Render the following material again verbatim, leaving nothing out.

Records from a collection of figures
------------------------------------------------

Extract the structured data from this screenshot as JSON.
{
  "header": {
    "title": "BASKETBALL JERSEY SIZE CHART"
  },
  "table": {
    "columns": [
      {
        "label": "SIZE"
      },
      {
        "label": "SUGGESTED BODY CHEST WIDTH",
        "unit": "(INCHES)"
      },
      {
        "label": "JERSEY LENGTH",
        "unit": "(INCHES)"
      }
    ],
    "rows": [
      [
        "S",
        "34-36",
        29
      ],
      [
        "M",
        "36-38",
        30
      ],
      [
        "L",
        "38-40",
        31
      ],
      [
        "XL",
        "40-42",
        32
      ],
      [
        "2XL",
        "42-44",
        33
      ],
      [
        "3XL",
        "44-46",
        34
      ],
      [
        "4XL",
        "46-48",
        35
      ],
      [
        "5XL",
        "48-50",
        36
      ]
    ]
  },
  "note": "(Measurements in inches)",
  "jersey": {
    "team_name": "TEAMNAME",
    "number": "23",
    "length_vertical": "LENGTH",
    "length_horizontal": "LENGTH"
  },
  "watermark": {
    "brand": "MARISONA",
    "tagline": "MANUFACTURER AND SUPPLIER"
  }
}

------------------------------------------------

# [Response below]
Extract the structured data from this screenshot as JSON.
{
  "header": {
    "title": "BASKETBALL JERSEY SIZE CHART"
  },
  "table": {
    "columns": [
      {
        "label": "SIZE"
      },
      {
        "label": "SUGGESTED BODY CHEST WIDTH",
        "unit": "(INCHES)"
      },
      {
        "label": "JERSEY LENGTH",
        "unit": "(INCHES)"
      }
    ],
    "rows": [
      [
        "S",
        "34-36",
        29
      ],
      [
        "M",
        "36-38",
        30
      ],
      [
        "L",
        "38-40",
        31
      ],
      [
        "XL",
        "40-42",
        32
      ],
      [
        "2XL",
        "42-44",
        33
      ],
      [
        "3XL",
        "44-46",
        34
      ],
      [
        "4XL",
        "46-48",
        35
      ],
      [
        "5XL",
        "48-50",
        36
      ]
    ]
  },
  "note": "(Measurements in inches)",
  "jersey": {
    "team_name": "TEAMNAME",
    "number": "23",
    "length_vertical": "LENGTH",
    "length_horizontal": "LENGTH"
  },
  "watermark": {
    "brand": "MARISONA",
    "tagline": "MANUFACTURER AND SUPPLIER"
  }
}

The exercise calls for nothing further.